> _Problem details_
The records should be repeated word for word, pictures excluded.

(Extracts from a graphics dataset)
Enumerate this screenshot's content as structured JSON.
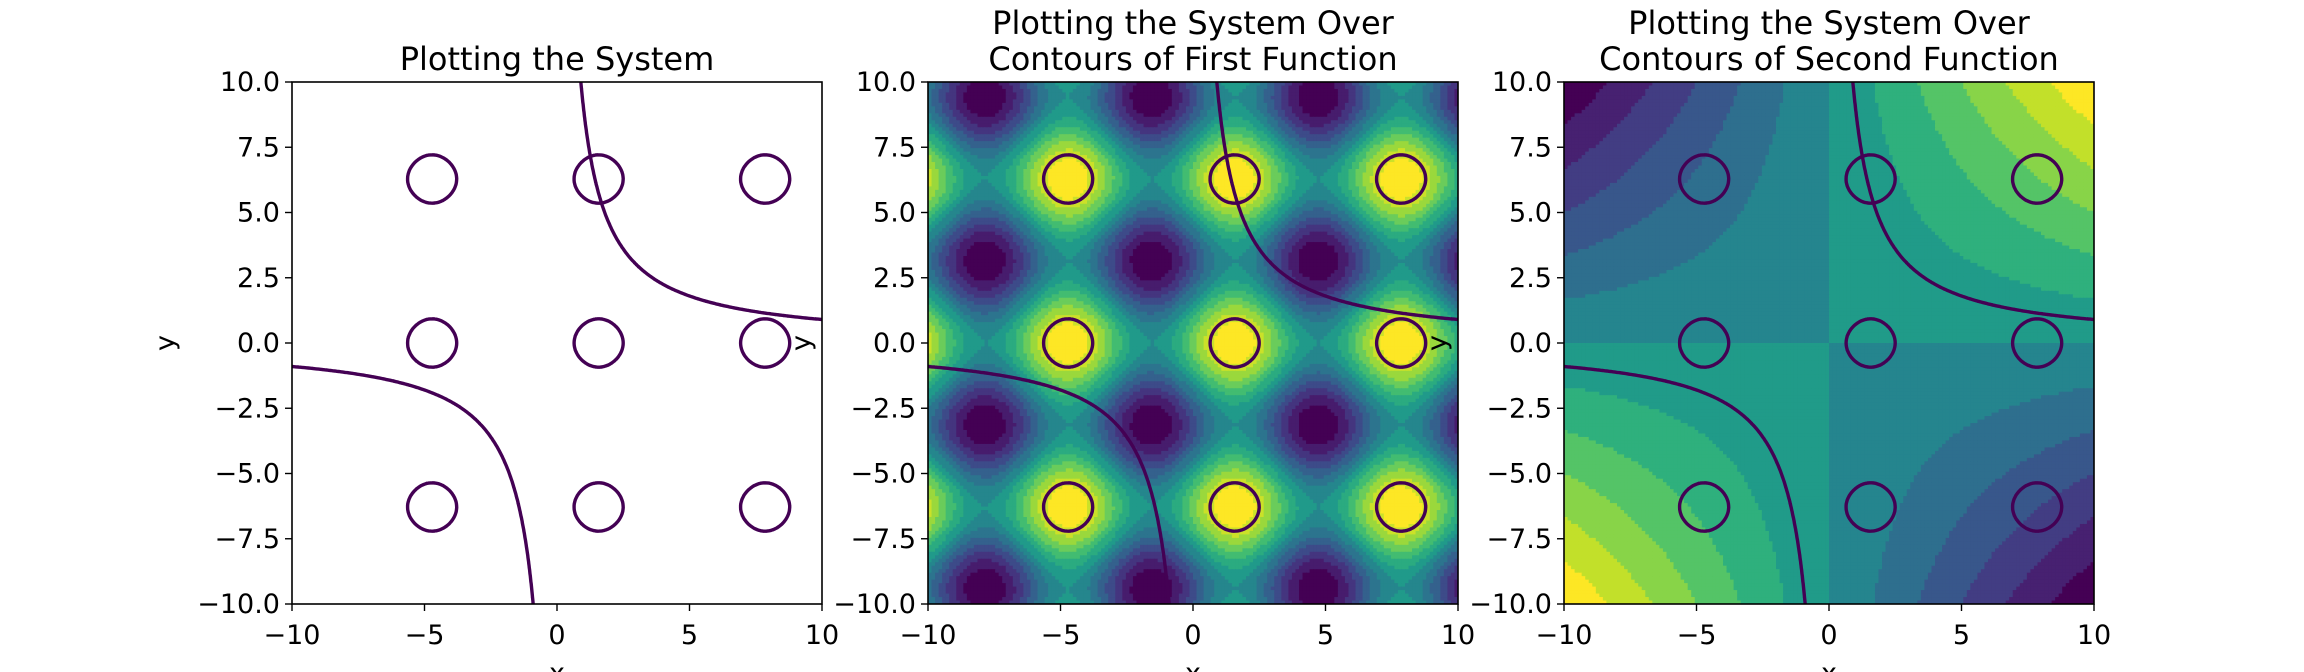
{
  "chart_data": [
    {
      "type": "contour",
      "title": "Plotting the System",
      "xlabel": "x",
      "ylabel": "y",
      "xlim": [
        -10,
        10
      ],
      "ylim": [
        -10,
        10
      ],
      "xticks": [
        "−10",
        "−5",
        "0",
        "5",
        "10"
      ],
      "yticks": [
        "−10.0",
        "−7.5",
        "−5.0",
        "−2.5",
        "0.0",
        "2.5",
        "5.0",
        "7.5",
        "10.0"
      ],
      "background": "none",
      "series": [
        {
          "equation": "sin(x) + cos(y) = 1.6",
          "color": "#440154"
        },
        {
          "equation": "x * y = 9",
          "color": "#440154"
        }
      ]
    },
    {
      "type": "contour",
      "title": "Plotting the System Over\nContours of First Function",
      "xlabel": "x",
      "ylabel": "y",
      "xlim": [
        -10,
        10
      ],
      "ylim": [
        -10,
        10
      ],
      "xticks": [
        "−10",
        "−5",
        "0",
        "5",
        "10"
      ],
      "yticks": [
        "−10.0",
        "−7.5",
        "−5.0",
        "−2.5",
        "0.0",
        "2.5",
        "5.0",
        "7.5",
        "10.0"
      ],
      "background": "filled contours of sin(x) + cos(y), viridis",
      "series": [
        {
          "equation": "sin(x) + cos(y) = 1.6",
          "color": "#440154"
        },
        {
          "equation": "x * y = 9",
          "color": "#440154"
        }
      ]
    },
    {
      "type": "contour",
      "title": "Plotting the System Over\nContours of Second Function",
      "xlabel": "x",
      "ylabel": "y",
      "xlim": [
        -10,
        10
      ],
      "ylim": [
        -10,
        10
      ],
      "xticks": [
        "−10",
        "−5",
        "0",
        "5",
        "10"
      ],
      "yticks": [
        "−10.0",
        "−7.5",
        "−5.0",
        "−2.5",
        "0.0",
        "2.5",
        "5.0",
        "7.5",
        "10.0"
      ],
      "background": "filled contours of x * y, viridis",
      "series": [
        {
          "equation": "sin(x) + cos(y) = 1.6",
          "color": "#440154"
        },
        {
          "equation": "x * y = 9",
          "color": "#440154"
        }
      ]
    }
  ]
}
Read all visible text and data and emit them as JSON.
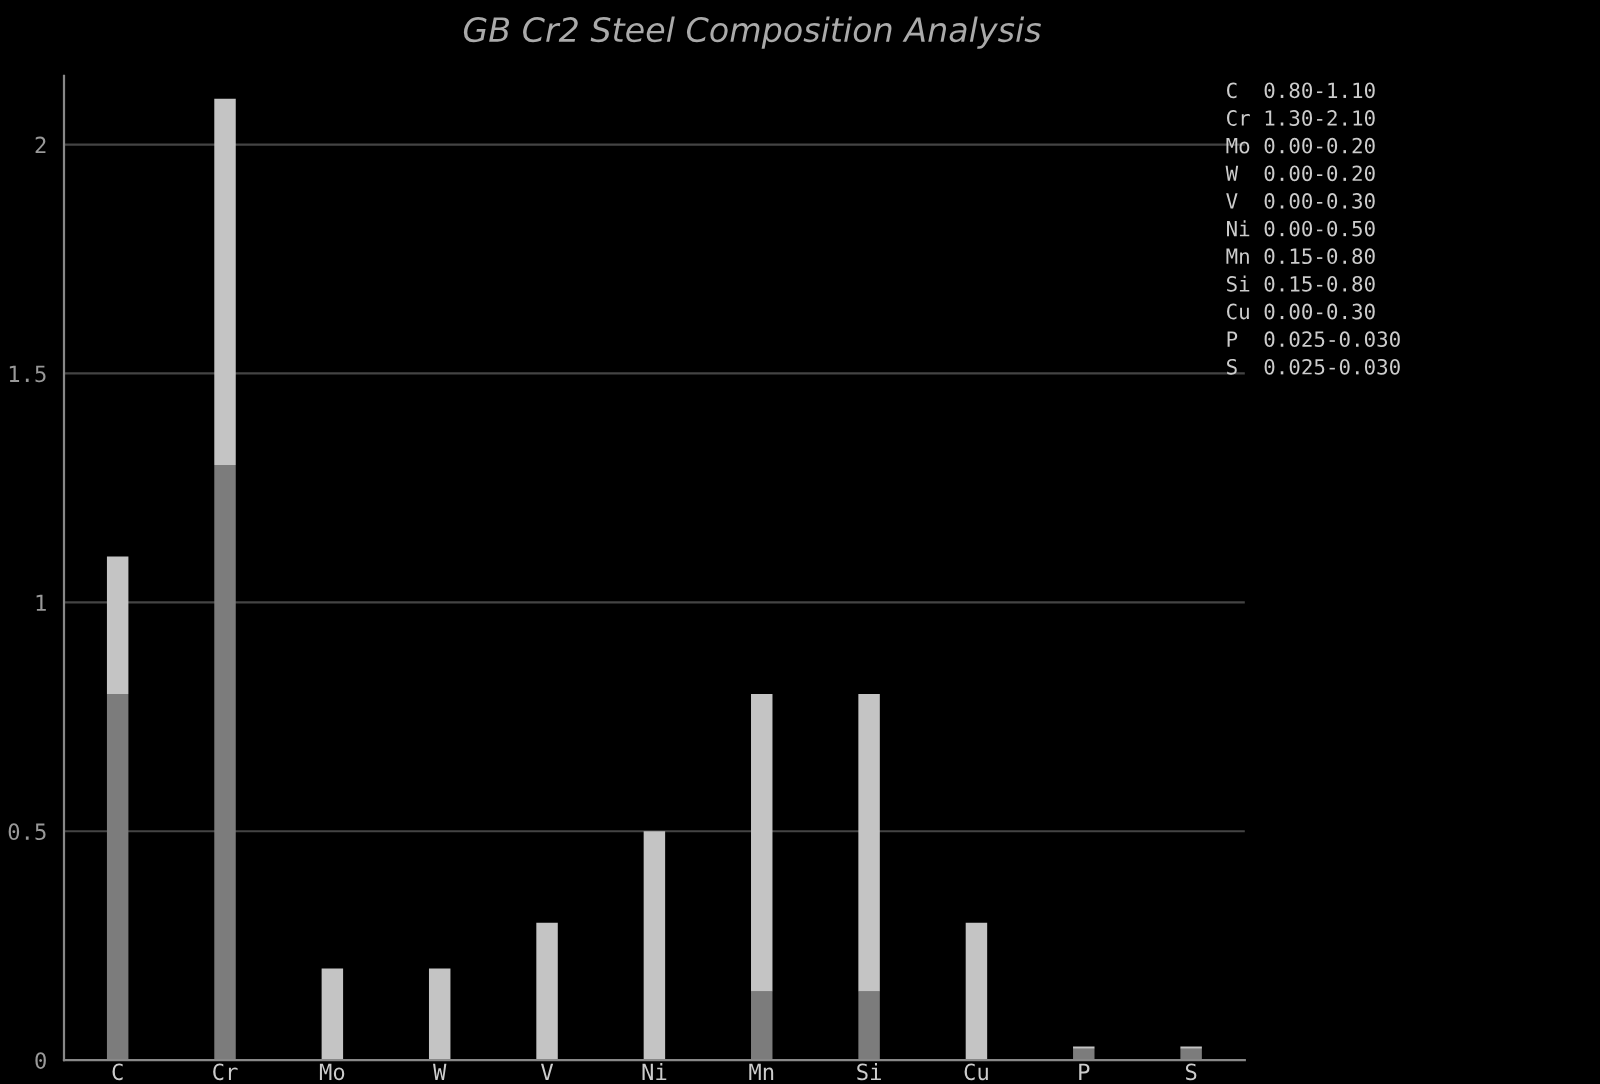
{
  "chart_data": {
    "type": "bar",
    "title": "GB Cr2 Steel Composition Analysis",
    "categories": [
      "C",
      "Cr",
      "Mo",
      "W",
      "V",
      "Ni",
      "Mn",
      "Si",
      "Cu",
      "P",
      "S"
    ],
    "stacked": true,
    "series": [
      {
        "color": "#7c7c7c",
        "values": [
          0.8,
          1.3,
          0,
          0,
          0,
          0,
          0.15,
          0.15,
          0,
          0.025,
          0.025
        ]
      },
      {
        "color": "#c4c4c4",
        "values": [
          0.3,
          0.8,
          0.2,
          0.2,
          0.3,
          0.5,
          0.65,
          0.65,
          0.3,
          0.005,
          0.005
        ]
      }
    ],
    "ylim": [
      0,
      2.15
    ],
    "yticks": [
      0,
      0.5,
      1,
      1.5,
      2
    ],
    "grid": "y",
    "legend": false,
    "annotations": [
      "C  0.80-1.10",
      "Cr 1.30-2.10",
      "Mo 0.00-0.20",
      "W  0.00-0.20",
      "V  0.00-0.30",
      "Ni 0.00-0.50",
      "Mn 0.15-0.80",
      "Si 0.15-0.80",
      "Cu 0.00-0.30",
      "P  0.025-0.030",
      "S  0.025-0.030"
    ]
  }
}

> _Exercise result_
Enumerate this screenshot's content as structured JSON.
{
  "chart_data": [
    {
      "type": "contour",
      "title": "Plotting the System",
      "xlabel": "x",
      "ylabel": "y",
      "xlim": [
        -10,
        10
      ],
      "ylim": [
        -10,
        10
      ],
      "xticks": [
        "−10",
        "−5",
        "0",
        "5",
        "10"
      ],
      "yticks": [
        "−10.0",
        "−7.5",
        "−5.0",
        "−2.5",
        "0.0",
        "2.5",
        "5.0",
        "7.5",
        "10.0"
      ],
      "background": "none",
      "series": [
        {
          "equation": "sin(x) + cos(y) = 1.6",
          "color": "#440154"
        },
        {
          "equation": "x * y = 9",
          "color": "#440154"
        }
      ]
    },
    {
      "type": "contour",
      "title": "Plotting the System Over\nContours of First Function",
      "xlabel": "x",
      "ylabel": "y",
      "xlim": [
        -10,
        10
      ],
      "ylim": [
        -10,
        10
      ],
      "xticks": [
        "−10",
        "−5",
        "0",
        "5",
        "10"
      ],
      "yticks": [
        "−10.0",
        "−7.5",
        "−5.0",
        "−2.5",
        "0.0",
        "2.5",
        "5.0",
        "7.5",
        "10.0"
      ],
      "background": "filled contours of sin(x) + cos(y), viridis",
      "series": [
        {
          "equation": "sin(x) + cos(y) = 1.6",
          "color": "#440154"
        },
        {
          "equation": "x * y = 9",
          "color": "#440154"
        }
      ]
    },
    {
      "type": "contour",
      "title": "Plotting the System Over\nContours of Second Function",
      "xlabel": "x",
      "ylabel": "y",
      "xlim": [
        -10,
        10
      ],
      "ylim": [
        -10,
        10
      ],
      "xticks": [
        "−10",
        "−5",
        "0",
        "5",
        "10"
      ],
      "yticks": [
        "−10.0",
        "−7.5",
        "−5.0",
        "−2.5",
        "0.0",
        "2.5",
        "5.0",
        "7.5",
        "10.0"
      ],
      "background": "filled contours of x * y, viridis",
      "series": [
        {
          "equation": "sin(x) + cos(y) = 1.6",
          "color": "#440154"
        },
        {
          "equation": "x * y = 9",
          "color": "#440154"
        }
      ]
    }
  ]
}
Read all visible text and data and emit them as JSON.
{
  "chart_data": {
    "type": "bar",
    "title": "GB Cr2 Steel Composition Analysis",
    "categories": [
      "C",
      "Cr",
      "Mo",
      "W",
      "V",
      "Ni",
      "Mn",
      "Si",
      "Cu",
      "P",
      "S"
    ],
    "stacked": true,
    "series": [
      {
        "color": "#7c7c7c",
        "values": [
          0.8,
          1.3,
          0,
          0,
          0,
          0,
          0.15,
          0.15,
          0,
          0.025,
          0.025
        ]
      },
      {
        "color": "#c4c4c4",
        "values": [
          0.3,
          0.8,
          0.2,
          0.2,
          0.3,
          0.5,
          0.65,
          0.65,
          0.3,
          0.005,
          0.005
        ]
      }
    ],
    "ylim": [
      0,
      2.15
    ],
    "yticks": [
      0,
      0.5,
      1,
      1.5,
      2
    ],
    "grid": "y",
    "legend": false,
    "annotations": [
      "C  0.80-1.10",
      "Cr 1.30-2.10",
      "Mo 0.00-0.20",
      "W  0.00-0.20",
      "V  0.00-0.30",
      "Ni 0.00-0.50",
      "Mn 0.15-0.80",
      "Si 0.15-0.80",
      "Cu 0.00-0.30",
      "P  0.025-0.030",
      "S  0.025-0.030"
    ]
  }
}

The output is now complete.